Exercise: Restate the records that follow word for word; no pictures should appear.

Provided data:
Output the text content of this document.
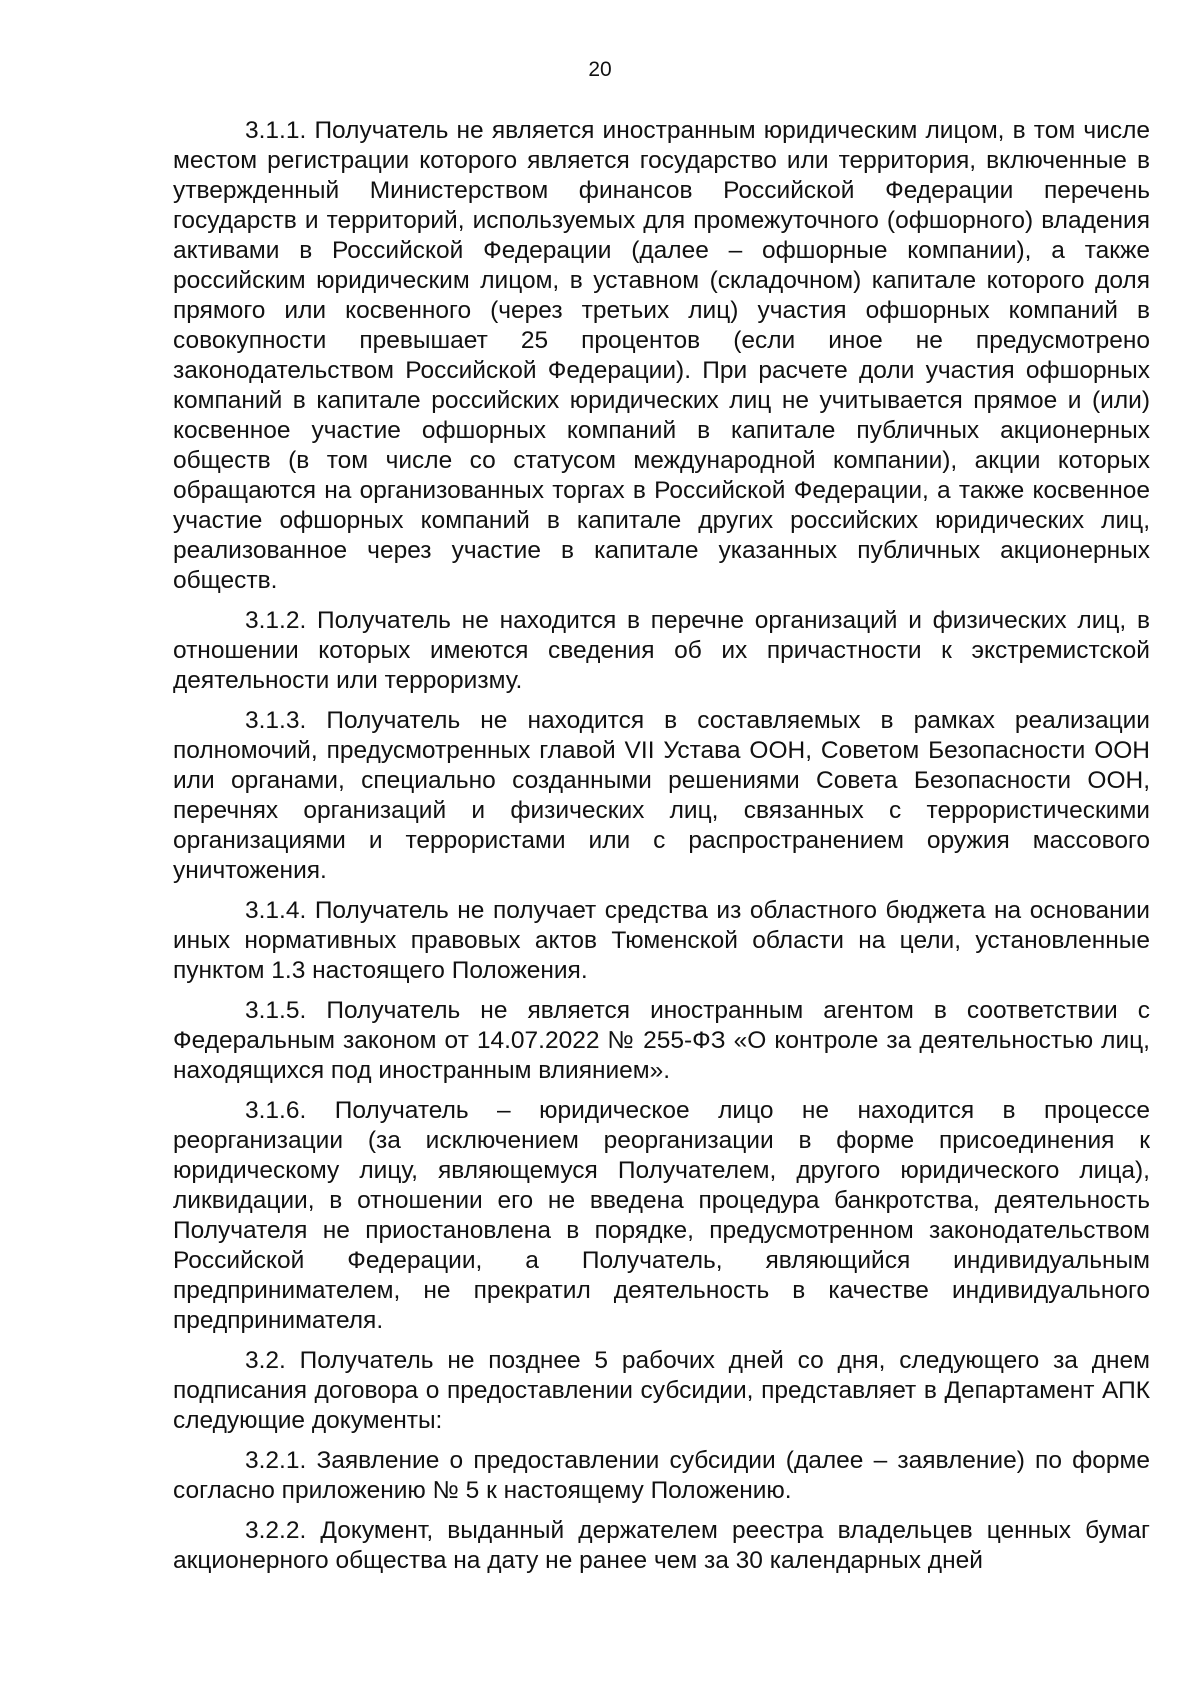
20

3.1.1. Получатель не является иностранным юридическим лицом, в том числе местом регистрации которого является государство или территория, включенные в утвержденный Министерством финансов Российской Федерации перечень государств и территорий, используемых для промежуточного (офшорного) владения активами в Российской Федерации (далее – офшорные компании), а также российским юридическим лицом, в уставном (складочном) капитале которого доля прямого или косвенного (через третьих лиц) участия офшорных компаний в совокупности превышает 25 процентов (если иное не предусмотрено законодательством Российской Федерации). При расчете доли участия офшорных компаний в капитале российских юридических лиц не учитывается прямое и (или) косвенное участие офшорных компаний в капитале публичных акционерных обществ (в том числе со статусом международной компании), акции которых обращаются на организованных торгах в Российской Федерации, а также косвенное участие офшорных компаний в капитале других российских юридических лиц, реализованное через участие в капитале указанных публичных акционерных обществ.

3.1.2. Получатель не находится в перечне организаций и физических лиц, в отношении которых имеются сведения об их причастности к экстремистской деятельности или терроризму.

3.1.3. Получатель не находится в составляемых в рамках реализации полномочий, предусмотренных главой VII Устава ООН, Советом Безопасности ООН или органами, специально созданными решениями Совета Безопасности ООН, перечнях организаций и физических лиц, связанных с террористическими организациями и террористами или с распространением оружия массового уничтожения.

3.1.4. Получатель не получает средства из областного бюджета на основании иных нормативных правовых актов Тюменской области на цели, установленные пунктом 1.3 настоящего Положения.

3.1.5. Получатель не является иностранным агентом в соответствии с Федеральным законом от 14.07.2022 № 255-ФЗ «О контроле за деятельностью лиц, находящихся под иностранным влиянием».

3.1.6. Получатель – юридическое лицо не находится в процессе реорганизации (за исключением реорганизации в форме присоединения к юридическому лицу, являющемуся Получателем, другого юридического лица), ликвидации, в отношении его не введена процедура банкротства, деятельность Получателя не приостановлена в порядке, предусмотренном законодательством Российской Федерации, а Получатель, являющийся индивидуальным предпринимателем, не прекратил деятельность в качестве индивидуального предпринимателя.

3.2. Получатель не позднее 5 рабочих дней со дня, следующего за днем подписания договора о предоставлении субсидии, представляет в Департамент АПК следующие документы:

3.2.1. Заявление о предоставлении субсидии (далее – заявление) по форме согласно приложению № 5 к настоящему Положению.

3.2.2. Документ, выданный держателем реестра владельцев ценных бумаг акционерного общества на дату не ранее чем за 30 календарных дней
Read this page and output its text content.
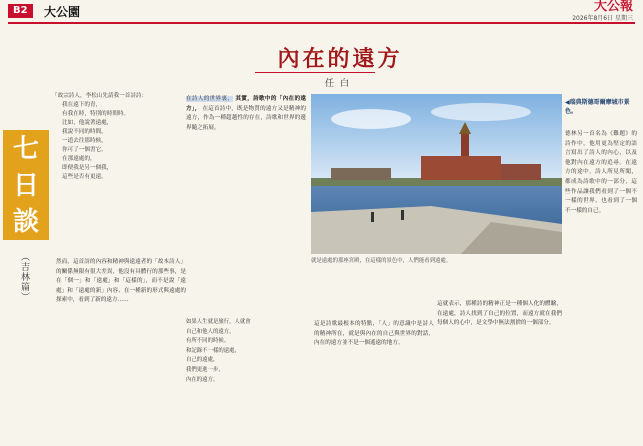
B2	大公園	大公報
2026年8月6日 星期三
七
日
談
（吉林篇）
內在的遠方
任白

「故宗詩人，李松山先請我一首詩詩：

我在遠下的青，

有我在時，特別的時間時。

比如，他說著遠處，

我說不同的時間，

一道去往那時候，

你可了一個書它。

在那遠處的，

即便我是另一個我，

這些是否有更遠。

然而，這首詩的內容和精神與遠遠者的「故本詩人」的關係無限有很大差異，他沒有具體行的那些事，是在「個一」和「遠處」和「這樣的」，而不是說「遠處」和「遠處的新」內容、在一種新的形式與遠處的探索中，看到了新的遠方……
在詩人的世界裏， 其實，詩歌中的「內在的遠方」， 在這首詩中，既是物質的遠方又是精神的遠方，作為一種超越性的存在，詩歌和世界的邊界隨之拓展。
如果人生就是旅行，人就會
自己和他人的遠方，
有所不同的時候。
和記錄不一樣的遠處，
自己的遠處，
我們更進一步，
內在的遠方。
就是遠處的那座宮殿，在這樣的景色中，人們能看到遠處。
這是詩歌最根本的特點，「人」的意識中是詩人的精神所在，就是與內在的自己與世界的對話，內在的遠方並不是一個遙遠的地方。
這就表示，那種詩的精神正是一種個人化的體驗，在遠處，詩人找到了自己的位置，而遠方就在我們每個人的心中，是文學中無法割捨的一個部分。
◀瑞典斯德哥爾摩城市景色。
德林另一首名為《難題》的詩作中，他用更為堅定的語言寫出了詩人的內心，以及他對內在遠方的追尋。在遠方的途中，詩人所見所聞，都成為詩歌中的一部分，這些作品讓我們看到了一個不一樣的世界，也看到了一個不一樣的自己。
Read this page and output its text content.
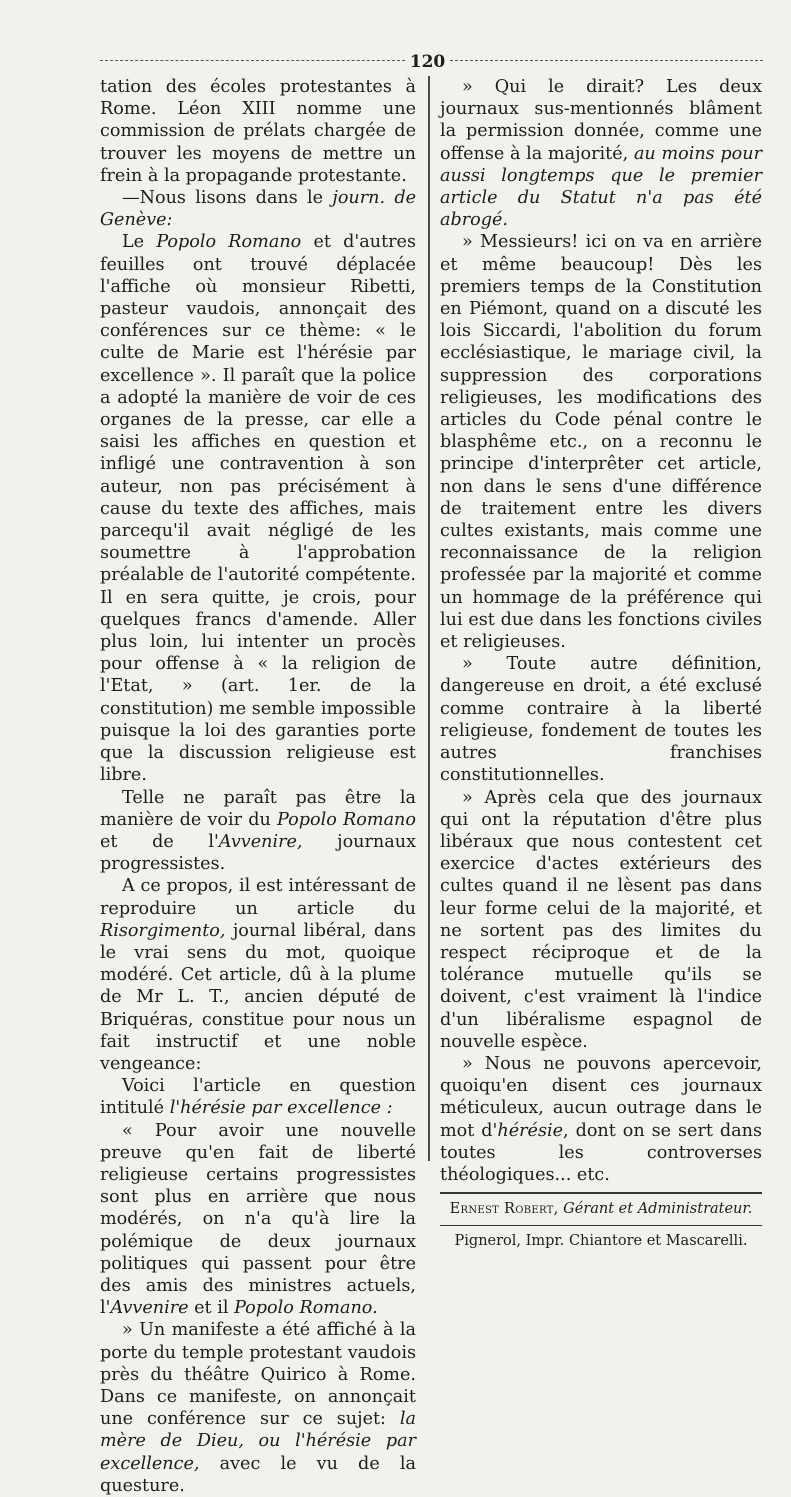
120

tation des écoles protestantes à Rome. Léon XIII nomme une commission de prélats chargée de trouver les moyens de mettre un frein à la propagande protestante.

—Nous lisons dans le journ. de Genève:

Le Popolo Romano et d'autres feuilles ont trouvé déplacée l'affiche où monsieur Ribetti, pasteur vaudois, annonçait des conférences sur ce thème: « le culte de Marie est l'hérésie par excellence ». Il paraît que la police a adopté la manière de voir de ces organes de la presse, car elle a saisi les affiches en question et infligé une contravention à son auteur, non pas précisément à cause du texte des affiches, mais parcequ'il avait négligé de les soumettre à l'approbation préalable de l'autorité compétente. Il en sera quitte, je crois, pour quelques francs d'amende. Aller plus loin, lui intenter un procès pour offense à « la religion de l'Etat, » (art. 1er. de la constitution) me semble impossible puisque la loi des garanties porte que la discussion religieuse est libre.

Telle ne paraît pas être la manière de voir du Popolo Romano et de l'Avvenire, journaux progressistes.

A ce propos, il est intéressant de reproduire un article du Risorgimento, journal libéral, dans le vrai sens du mot, quoique modéré. Cet article, dû à la plume de Mr L. T., ancien député de Briquéras, constitue pour nous un fait instructif et une noble vengeance:

Voici l'article en question intitulé l'hérésie par excellence :

« Pour avoir une nouvelle preuve qu'en fait de liberté religieuse certains progressistes sont plus en arrière que nous modérés, on n'a qu'à lire la polémique de deux journaux politiques qui passent pour être des amis des ministres actuels, l'Avvenire et il Popolo Romano.

» Un manifeste a été affiché à la porte du temple protestant vaudois près du théâtre Quirico à Rome. Dans ce manifeste, on annonçait une conférence sur ce sujet: la mère de Dieu, ou l'hérésie par excellence, avec le vu de la questure.

» Qui le dirait? Les deux journaux sus-mentionnés blâment la permission donnée, comme une offense à la majorité, au moins pour aussi longtemps que le premier article du Statut n'a pas été abrogé.

» Messieurs! ici on va en arrière et même beaucoup! Dès les premiers temps de la Constitution en Piémont, quand on a discuté les lois Siccardi, l'abolition du forum ecclésiastique, le mariage civil, la suppression des corporations religieuses, les modifications des articles du Code pénal contre le blasphême etc., on a reconnu le principe d'interprêter cet article, non dans le sens d'une différence de traitement entre les divers cultes existants, mais comme une reconnaissance de la religion professée par la majorité et comme un hommage de la préférence qui lui est due dans les fonctions civiles et religieuses.

» Toute autre définition, dangereuse en droit, a été exclusé comme contraire à la liberté religieuse, fondement de toutes les autres franchises constitutionnelles.

» Après cela que des journaux qui ont la réputation d'être plus libéraux que nous contestent cet exercice d'actes extérieurs des cultes quand il ne lèsent pas dans leur forme celui de la majorité, et ne sortent pas des limites du respect réciproque et de la tolérance mutuelle qu'ils se doivent, c'est vraiment là l'indice d'un libéralisme espagnol de nouvelle espèce.

» Nous ne pouvons apercevoir, quoiqu'en disent ces journaux méticuleux, aucun outrage dans le mot d'hérésie, dont on se sert dans toutes les controverses théologiques... etc.

Ernest Robert, Gérant et Administrateur.
Pignerol, Impr. Chiantore et Mascarelli.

Solution to this exercise:
Output the text content of this document.
20

3.1.1. Получатель не является иностранным юридическим лицом, в том числе местом регистрации которого является государство или территория, включенные в утвержденный Министерством финансов Российской Федерации перечень государств и территорий, используемых для промежуточного (офшорного) владения активами в Российской Федерации (далее – офшорные компании), а также российским юридическим лицом, в уставном (складочном) капитале которого доля прямого или косвенного (через третьих лиц) участия офшорных компаний в совокупности превышает 25 процентов (если иное не предусмотрено законодательством Российской Федерации). При расчете доли участия офшорных компаний в капитале российских юридических лиц не учитывается прямое и (или) косвенное участие офшорных компаний в капитале публичных акционерных обществ (в том числе со статусом международной компании), акции которых обращаются на организованных торгах в Российской Федерации, а также косвенное участие офшорных компаний в капитале других российских юридических лиц, реализованное через участие в капитале указанных публичных акционерных обществ.

3.1.2. Получатель не находится в перечне организаций и физических лиц, в отношении которых имеются сведения об их причастности к экстремистской деятельности или терроризму.

3.1.3. Получатель не находится в составляемых в рамках реализации полномочий, предусмотренных главой VII Устава ООН, Советом Безопасности ООН или органами, специально созданными решениями Совета Безопасности ООН, перечнях организаций и физических лиц, связанных с террористическими организациями и террористами или с распространением оружия массового уничтожения.

3.1.4. Получатель не получает средства из областного бюджета на основании иных нормативных правовых актов Тюменской области на цели, установленные пунктом 1.3 настоящего Положения.

3.1.5. Получатель не является иностранным агентом в соответствии с Федеральным законом от 14.07.2022 № 255-ФЗ «О контроле за деятельностью лиц, находящихся под иностранным влиянием».

3.1.6. Получатель – юридическое лицо не находится в процессе реорганизации (за исключением реорганизации в форме присоединения к юридическому лицу, являющемуся Получателем, другого юридического лица), ликвидации, в отношении его не введена процедура банкротства, деятельность Получателя не приостановлена в порядке, предусмотренном законодательством Российской Федерации, а Получатель, являющийся индивидуальным предпринимателем, не прекратил деятельность в качестве индивидуального предпринимателя.

3.2. Получатель не позднее 5 рабочих дней со дня, следующего за днем подписания договора о предоставлении субсидии, представляет в Департамент АПК следующие документы:

3.2.1. Заявление о предоставлении субсидии (далее – заявление) по форме согласно приложению № 5 к настоящему Положению.

3.2.2. Документ, выданный держателем реестра владельцев ценных бумаг акционерного общества на дату не ранее чем за 30 календарных дней
Read this page and output its text content.
B2	大公園	大公報
2026年8月6日 星期三
七
日
談
（吉林篇）
內在的遠方
任白

「故宗詩人，李松山先請我一首詩詩：

我在遠下的青，

有我在時，特別的時間時。

比如，他說著遠處，

我說不同的時間，

一道去往那時候，

你可了一個書它。

在那遠處的，

即便我是另一個我，

這些是否有更遠。

然而，這首詩的內容和精神與遠遠者的「故本詩人」的關係無限有很大差異，他沒有具體行的那些事，是在「個一」和「遠處」和「這樣的」，而不是說「遠處」和「遠處的新」內容、在一種新的形式與遠處的探索中，看到了新的遠方……
在詩人的世界裏， 其實，詩歌中的「內在的遠方」， 在這首詩中，既是物質的遠方又是精神的遠方，作為一種超越性的存在，詩歌和世界的邊界隨之拓展。
如果人生就是旅行，人就會
自己和他人的遠方，
有所不同的時候。
和記錄不一樣的遠處，
自己的遠處，
我們更進一步，
內在的遠方。
就是遠處的那座宮殿，在這樣的景色中，人們能看到遠處。
這是詩歌最根本的特點，「人」的意識中是詩人的精神所在，就是與內在的自己與世界的對話，內在的遠方並不是一個遙遠的地方。
這就表示，那種詩的精神正是一種個人化的體驗，在遠處，詩人找到了自己的位置，而遠方就在我們每個人的心中，是文學中無法割捨的一個部分。
◀瑞典斯德哥爾摩城市景色。
德林另一首名為《難題》的詩作中，他用更為堅定的語言寫出了詩人的內心，以及他對內在遠方的追尋。在遠方的途中，詩人所見所聞，都成為詩歌中的一部分，這些作品讓我們看到了一個不一樣的世界，也看到了一個不一樣的自己。
Read this page and output its text content.
120

tation des écoles protestantes à Rome. Léon XIII nomme une commission de prélats chargée de trouver les moyens de mettre un frein à la propagande protestante.

—Nous lisons dans le journ. de Genève:

Le Popolo Romano et d'autres feuilles ont trouvé déplacée l'affiche où monsieur Ribetti, pasteur vaudois, annonçait des conférences sur ce thème: « le culte de Marie est l'hérésie par excellence ». Il paraît que la police a adopté la manière de voir de ces organes de la presse, car elle a saisi les affiches en question et infligé une contravention à son auteur, non pas précisément à cause du texte des affiches, mais parcequ'il avait négligé de les soumettre à l'approbation préalable de l'autorité compétente. Il en sera quitte, je crois, pour quelques francs d'amende. Aller plus loin, lui intenter un procès pour offense à « la religion de l'Etat, » (art. 1er. de la constitution) me semble impossible puisque la loi des garanties porte que la discussion religieuse est libre.

Telle ne paraît pas être la manière de voir du Popolo Romano et de l'Avvenire, journaux progressistes.

A ce propos, il est intéressant de reproduire un article du Risorgimento, journal libéral, dans le vrai sens du mot, quoique modéré. Cet article, dû à la plume de Mr L. T., ancien député de Briquéras, constitue pour nous un fait instructif et une noble vengeance:

Voici l'article en question intitulé l'hérésie par excellence :

« Pour avoir une nouvelle preuve qu'en fait de liberté religieuse certains progressistes sont plus en arrière que nous modérés, on n'a qu'à lire la polémique de deux journaux politiques qui passent pour être des amis des ministres actuels, l'Avvenire et il Popolo Romano.

» Un manifeste a été affiché à la porte du temple protestant vaudois près du théâtre Quirico à Rome. Dans ce manifeste, on annonçait une conférence sur ce sujet: la mère de Dieu, ou l'hérésie par excellence, avec le vu de la questure.

» Qui le dirait? Les deux journaux sus-mentionnés blâment la permission donnée, comme une offense à la majorité, au moins pour aussi longtemps que le premier article du Statut n'a pas été abrogé.

» Messieurs! ici on va en arrière et même beaucoup! Dès les premiers temps de la Constitution en Piémont, quand on a discuté les lois Siccardi, l'abolition du forum ecclésiastique, le mariage civil, la suppression des corporations religieuses, les modifications des articles du Code pénal contre le blasphême etc., on a reconnu le principe d'interprêter cet article, non dans le sens d'une différence de traitement entre les divers cultes existants, mais comme une reconnaissance de la religion professée par la majorité et comme un hommage de la préférence qui lui est due dans les fonctions civiles et religieuses.

» Toute autre définition, dangereuse en droit, a été exclusé comme contraire à la liberté religieuse, fondement de toutes les autres franchises constitutionnelles.

» Après cela que des journaux qui ont la réputation d'être plus libéraux que nous contestent cet exercice d'actes extérieurs des cultes quand il ne lèsent pas dans leur forme celui de la majorité, et ne sortent pas des limites du respect réciproque et de la tolérance mutuelle qu'ils se doivent, c'est vraiment là l'indice d'un libéralisme espagnol de nouvelle espèce.

» Nous ne pouvons apercevoir, quoiqu'en disent ces journaux méticuleux, aucun outrage dans le mot d'hérésie, dont on se sert dans toutes les controverses théologiques... etc.

Ernest Robert, Gérant et Administrateur.
Pignerol, Impr. Chiantore et Mascarelli.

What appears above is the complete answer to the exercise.